Items from a figure collection
□ □ □ □

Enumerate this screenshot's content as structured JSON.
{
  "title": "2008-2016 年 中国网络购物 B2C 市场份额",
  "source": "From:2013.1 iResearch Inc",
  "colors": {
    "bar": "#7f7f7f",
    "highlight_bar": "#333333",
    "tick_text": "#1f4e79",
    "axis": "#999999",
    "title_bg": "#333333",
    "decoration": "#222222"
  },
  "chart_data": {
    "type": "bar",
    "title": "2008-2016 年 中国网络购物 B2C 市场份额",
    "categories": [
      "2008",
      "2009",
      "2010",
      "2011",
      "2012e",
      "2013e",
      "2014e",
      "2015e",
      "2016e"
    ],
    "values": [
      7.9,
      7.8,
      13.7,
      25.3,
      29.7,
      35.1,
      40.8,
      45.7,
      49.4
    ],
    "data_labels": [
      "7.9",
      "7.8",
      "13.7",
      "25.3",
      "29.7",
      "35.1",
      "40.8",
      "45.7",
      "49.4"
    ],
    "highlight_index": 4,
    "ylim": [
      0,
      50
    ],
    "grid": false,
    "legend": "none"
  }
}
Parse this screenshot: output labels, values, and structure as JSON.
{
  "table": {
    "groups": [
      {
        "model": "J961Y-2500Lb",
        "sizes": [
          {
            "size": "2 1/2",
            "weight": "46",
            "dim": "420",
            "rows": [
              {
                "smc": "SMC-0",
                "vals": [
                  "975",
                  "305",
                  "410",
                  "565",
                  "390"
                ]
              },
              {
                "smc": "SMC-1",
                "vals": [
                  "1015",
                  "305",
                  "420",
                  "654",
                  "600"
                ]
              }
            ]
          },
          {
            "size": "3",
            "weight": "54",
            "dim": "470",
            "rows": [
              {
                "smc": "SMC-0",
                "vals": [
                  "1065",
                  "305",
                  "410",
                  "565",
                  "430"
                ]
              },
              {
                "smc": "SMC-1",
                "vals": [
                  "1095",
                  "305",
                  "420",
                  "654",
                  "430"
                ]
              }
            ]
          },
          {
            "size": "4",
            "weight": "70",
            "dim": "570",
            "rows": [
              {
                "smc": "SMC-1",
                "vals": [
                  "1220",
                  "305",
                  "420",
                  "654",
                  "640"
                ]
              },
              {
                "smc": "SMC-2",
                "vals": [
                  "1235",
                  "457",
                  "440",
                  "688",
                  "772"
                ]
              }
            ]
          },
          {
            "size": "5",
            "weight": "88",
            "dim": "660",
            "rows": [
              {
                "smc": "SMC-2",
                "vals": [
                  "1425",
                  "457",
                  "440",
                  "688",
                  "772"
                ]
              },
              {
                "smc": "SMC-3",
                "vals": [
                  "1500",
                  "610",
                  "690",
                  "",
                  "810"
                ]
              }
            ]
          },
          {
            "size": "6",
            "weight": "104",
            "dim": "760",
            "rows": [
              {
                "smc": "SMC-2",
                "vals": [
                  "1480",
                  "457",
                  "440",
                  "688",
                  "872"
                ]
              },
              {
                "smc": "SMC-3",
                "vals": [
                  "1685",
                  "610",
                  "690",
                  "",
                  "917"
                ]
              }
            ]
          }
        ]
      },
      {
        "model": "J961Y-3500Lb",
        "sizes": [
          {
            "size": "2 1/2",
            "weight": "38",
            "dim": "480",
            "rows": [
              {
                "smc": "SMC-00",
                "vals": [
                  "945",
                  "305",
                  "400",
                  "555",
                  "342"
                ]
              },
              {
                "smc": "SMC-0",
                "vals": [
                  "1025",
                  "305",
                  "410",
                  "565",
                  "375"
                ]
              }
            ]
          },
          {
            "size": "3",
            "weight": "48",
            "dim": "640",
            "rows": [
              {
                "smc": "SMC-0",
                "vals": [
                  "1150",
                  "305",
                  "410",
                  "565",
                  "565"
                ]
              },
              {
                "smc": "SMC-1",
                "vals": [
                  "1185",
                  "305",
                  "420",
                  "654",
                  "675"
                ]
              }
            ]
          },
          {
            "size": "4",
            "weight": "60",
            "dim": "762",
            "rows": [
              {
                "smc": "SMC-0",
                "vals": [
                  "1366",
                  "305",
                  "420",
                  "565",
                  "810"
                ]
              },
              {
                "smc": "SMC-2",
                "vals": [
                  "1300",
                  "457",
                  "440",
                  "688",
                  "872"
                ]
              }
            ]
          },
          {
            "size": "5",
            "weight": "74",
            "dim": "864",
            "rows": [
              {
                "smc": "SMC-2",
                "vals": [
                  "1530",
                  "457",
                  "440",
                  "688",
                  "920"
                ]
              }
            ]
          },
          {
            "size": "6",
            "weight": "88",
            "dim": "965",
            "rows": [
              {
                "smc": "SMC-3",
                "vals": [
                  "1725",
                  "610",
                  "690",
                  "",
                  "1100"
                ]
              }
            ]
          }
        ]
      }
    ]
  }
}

□ □ □ □

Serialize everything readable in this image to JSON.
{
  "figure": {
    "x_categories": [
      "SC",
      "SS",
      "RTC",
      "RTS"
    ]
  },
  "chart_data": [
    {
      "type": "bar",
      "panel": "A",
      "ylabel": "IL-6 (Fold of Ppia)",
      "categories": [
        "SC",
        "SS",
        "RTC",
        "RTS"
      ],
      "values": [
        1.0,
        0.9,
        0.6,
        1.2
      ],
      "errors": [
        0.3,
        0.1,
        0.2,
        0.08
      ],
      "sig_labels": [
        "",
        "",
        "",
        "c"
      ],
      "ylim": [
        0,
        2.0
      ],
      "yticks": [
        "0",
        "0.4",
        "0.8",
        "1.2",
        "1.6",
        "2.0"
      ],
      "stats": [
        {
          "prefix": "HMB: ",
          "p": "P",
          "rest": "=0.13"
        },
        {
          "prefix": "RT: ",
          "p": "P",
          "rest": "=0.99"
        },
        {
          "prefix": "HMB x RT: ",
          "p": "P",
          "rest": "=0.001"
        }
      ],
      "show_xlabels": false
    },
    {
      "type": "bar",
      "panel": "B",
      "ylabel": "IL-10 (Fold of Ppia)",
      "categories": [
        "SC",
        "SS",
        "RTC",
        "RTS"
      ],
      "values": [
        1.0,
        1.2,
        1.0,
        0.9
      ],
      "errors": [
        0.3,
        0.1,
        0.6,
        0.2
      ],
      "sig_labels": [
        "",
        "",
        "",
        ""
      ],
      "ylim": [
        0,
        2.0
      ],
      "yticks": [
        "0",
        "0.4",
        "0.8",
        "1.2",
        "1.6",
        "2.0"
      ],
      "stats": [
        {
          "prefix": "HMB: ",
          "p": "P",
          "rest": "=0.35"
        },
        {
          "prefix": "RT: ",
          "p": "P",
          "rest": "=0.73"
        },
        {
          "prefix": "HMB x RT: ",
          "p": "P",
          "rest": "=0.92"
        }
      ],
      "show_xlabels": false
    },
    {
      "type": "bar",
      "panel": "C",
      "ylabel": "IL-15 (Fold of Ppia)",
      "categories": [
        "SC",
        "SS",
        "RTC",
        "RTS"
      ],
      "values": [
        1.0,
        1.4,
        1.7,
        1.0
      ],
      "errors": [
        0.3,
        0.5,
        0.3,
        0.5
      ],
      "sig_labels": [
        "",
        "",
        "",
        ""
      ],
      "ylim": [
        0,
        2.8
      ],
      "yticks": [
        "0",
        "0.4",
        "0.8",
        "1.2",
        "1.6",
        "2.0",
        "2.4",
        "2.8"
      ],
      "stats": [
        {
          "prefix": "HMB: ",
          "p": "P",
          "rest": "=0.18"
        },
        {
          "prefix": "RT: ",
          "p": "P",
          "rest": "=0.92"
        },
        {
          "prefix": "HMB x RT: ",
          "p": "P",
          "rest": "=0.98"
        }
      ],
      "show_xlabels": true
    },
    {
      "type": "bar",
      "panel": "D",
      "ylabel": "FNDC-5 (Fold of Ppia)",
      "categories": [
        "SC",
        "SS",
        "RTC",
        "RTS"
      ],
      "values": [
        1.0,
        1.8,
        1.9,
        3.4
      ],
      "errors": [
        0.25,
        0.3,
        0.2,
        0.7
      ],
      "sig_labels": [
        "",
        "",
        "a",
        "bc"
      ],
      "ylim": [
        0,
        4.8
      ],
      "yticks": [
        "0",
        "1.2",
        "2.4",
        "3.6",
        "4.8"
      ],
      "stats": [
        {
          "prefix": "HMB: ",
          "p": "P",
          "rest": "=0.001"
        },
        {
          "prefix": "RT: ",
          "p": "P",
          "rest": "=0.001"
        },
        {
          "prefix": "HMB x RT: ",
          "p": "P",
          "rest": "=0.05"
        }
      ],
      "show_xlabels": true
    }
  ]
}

□ □ □ □

* _GIVEN PROBLEM_
Read the lines above. Gather those in which the string "weight" is found.

* _TASK OUTPUT_
            "weight": "46",
            "weight": "54",
            "weight": "70",
            "weight": "88",
            "weight": "104",
            "weight": "38",
            "weight": "48",
            "weight": "60",
            "weight": "74",
            "weight": "88",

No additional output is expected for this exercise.